Begin MATERIAL
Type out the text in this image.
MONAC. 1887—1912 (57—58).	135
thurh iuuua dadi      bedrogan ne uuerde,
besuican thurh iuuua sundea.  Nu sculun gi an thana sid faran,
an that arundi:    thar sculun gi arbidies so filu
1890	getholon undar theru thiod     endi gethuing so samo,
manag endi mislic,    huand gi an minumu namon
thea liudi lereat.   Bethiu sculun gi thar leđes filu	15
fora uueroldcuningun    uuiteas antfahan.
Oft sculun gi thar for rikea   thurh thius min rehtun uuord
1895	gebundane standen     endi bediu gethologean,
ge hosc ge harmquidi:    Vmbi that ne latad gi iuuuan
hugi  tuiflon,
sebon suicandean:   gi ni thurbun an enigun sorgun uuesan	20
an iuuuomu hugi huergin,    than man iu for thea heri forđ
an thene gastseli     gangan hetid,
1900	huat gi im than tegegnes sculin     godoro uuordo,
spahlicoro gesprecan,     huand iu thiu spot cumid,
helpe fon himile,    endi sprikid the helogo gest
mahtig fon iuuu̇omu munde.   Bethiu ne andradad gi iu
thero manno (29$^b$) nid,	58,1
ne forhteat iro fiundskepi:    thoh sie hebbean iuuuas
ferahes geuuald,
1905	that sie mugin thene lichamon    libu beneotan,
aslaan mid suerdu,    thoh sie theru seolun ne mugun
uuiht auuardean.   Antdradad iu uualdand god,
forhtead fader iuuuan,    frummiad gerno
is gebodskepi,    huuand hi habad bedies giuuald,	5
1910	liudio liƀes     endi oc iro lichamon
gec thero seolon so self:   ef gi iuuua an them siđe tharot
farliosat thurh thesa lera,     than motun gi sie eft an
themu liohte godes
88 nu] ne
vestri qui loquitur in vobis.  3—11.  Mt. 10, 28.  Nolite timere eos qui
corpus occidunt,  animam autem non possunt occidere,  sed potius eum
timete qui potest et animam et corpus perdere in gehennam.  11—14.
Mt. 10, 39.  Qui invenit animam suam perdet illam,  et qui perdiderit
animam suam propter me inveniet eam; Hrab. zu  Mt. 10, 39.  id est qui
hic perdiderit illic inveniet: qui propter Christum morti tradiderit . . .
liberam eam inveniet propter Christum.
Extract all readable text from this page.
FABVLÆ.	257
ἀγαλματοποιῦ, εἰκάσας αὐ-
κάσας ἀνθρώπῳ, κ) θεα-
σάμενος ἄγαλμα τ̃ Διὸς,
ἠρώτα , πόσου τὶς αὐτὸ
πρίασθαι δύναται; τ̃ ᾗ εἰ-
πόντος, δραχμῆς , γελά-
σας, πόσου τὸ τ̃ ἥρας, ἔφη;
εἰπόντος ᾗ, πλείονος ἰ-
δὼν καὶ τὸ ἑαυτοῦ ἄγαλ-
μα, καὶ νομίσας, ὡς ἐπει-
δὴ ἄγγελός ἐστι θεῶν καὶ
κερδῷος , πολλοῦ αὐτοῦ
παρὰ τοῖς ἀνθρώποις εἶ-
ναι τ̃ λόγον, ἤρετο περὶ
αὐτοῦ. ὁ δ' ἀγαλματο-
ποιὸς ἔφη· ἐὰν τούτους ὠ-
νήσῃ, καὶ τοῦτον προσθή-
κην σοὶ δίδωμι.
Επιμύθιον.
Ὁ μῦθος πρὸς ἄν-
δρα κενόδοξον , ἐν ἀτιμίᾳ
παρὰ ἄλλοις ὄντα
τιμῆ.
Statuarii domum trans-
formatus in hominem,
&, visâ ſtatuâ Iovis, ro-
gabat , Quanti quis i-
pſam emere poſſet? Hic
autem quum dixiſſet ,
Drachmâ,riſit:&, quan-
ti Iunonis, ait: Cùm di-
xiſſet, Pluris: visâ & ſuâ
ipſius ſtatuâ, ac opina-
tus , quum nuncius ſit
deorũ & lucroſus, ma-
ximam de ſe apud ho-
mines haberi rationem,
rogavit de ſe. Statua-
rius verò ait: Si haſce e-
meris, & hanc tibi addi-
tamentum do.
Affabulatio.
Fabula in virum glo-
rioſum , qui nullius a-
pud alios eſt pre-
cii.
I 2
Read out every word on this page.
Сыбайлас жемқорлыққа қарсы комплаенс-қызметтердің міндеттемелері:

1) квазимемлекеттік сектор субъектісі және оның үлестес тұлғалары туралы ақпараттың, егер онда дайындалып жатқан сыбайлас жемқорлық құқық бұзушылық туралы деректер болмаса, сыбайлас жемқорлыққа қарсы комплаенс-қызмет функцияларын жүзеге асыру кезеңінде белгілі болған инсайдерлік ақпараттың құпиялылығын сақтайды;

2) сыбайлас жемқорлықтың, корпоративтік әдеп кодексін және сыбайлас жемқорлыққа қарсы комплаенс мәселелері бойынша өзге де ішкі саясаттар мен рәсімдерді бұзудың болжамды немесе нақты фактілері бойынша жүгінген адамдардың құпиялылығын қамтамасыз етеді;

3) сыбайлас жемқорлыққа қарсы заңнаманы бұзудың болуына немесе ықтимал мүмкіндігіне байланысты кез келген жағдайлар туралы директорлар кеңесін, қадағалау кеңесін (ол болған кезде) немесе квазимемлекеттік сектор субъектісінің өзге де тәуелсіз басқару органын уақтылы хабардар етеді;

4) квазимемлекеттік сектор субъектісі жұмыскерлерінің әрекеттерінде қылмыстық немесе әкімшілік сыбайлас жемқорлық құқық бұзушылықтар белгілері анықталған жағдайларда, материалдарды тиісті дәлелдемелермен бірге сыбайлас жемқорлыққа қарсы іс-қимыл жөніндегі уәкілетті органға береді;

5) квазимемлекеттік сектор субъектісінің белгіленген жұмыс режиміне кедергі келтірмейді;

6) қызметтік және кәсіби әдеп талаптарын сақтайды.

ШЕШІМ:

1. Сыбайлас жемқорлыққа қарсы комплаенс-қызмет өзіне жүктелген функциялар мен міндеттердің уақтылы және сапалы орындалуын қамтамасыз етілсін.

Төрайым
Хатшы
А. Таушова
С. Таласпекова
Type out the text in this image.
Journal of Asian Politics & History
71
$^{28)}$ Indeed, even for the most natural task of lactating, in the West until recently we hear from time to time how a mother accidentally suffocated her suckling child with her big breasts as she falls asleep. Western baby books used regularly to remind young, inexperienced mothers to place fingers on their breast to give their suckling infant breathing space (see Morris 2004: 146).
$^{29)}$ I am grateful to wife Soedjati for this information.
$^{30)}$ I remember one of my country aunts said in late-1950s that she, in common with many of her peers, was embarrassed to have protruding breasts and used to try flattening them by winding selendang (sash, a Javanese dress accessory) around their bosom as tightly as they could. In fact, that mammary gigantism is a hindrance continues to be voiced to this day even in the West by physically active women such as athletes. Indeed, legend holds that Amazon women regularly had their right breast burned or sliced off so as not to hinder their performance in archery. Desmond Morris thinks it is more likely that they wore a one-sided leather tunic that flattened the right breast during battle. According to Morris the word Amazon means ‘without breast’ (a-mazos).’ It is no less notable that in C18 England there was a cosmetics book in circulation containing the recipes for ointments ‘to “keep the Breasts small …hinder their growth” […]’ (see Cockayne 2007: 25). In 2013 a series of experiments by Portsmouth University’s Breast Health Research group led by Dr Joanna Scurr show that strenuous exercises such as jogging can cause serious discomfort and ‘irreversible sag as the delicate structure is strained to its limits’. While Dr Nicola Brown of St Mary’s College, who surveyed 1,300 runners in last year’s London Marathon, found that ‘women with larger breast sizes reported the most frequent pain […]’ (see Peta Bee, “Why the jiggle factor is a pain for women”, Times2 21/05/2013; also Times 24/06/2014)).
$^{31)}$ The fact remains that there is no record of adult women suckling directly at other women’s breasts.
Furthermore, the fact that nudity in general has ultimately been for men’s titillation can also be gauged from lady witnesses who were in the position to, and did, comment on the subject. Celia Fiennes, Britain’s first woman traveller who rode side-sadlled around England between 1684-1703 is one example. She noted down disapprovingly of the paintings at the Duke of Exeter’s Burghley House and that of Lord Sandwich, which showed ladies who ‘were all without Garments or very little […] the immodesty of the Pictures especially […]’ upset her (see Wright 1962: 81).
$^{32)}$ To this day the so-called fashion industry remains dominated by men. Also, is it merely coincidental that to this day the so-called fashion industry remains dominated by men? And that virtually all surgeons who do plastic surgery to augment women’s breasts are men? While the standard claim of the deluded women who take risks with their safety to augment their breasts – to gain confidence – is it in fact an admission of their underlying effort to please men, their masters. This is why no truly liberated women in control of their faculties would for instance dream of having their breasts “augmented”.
End MATERIAL
_EXERCISE:_
Choose all lines containing the string "αὐτοῦ" and copy them out.

_THE RESPONSE:_
κερδῷος , πολλοῦ αὐτοῦ
αὐτοῦ. ὁ δ' ἀγαλματο-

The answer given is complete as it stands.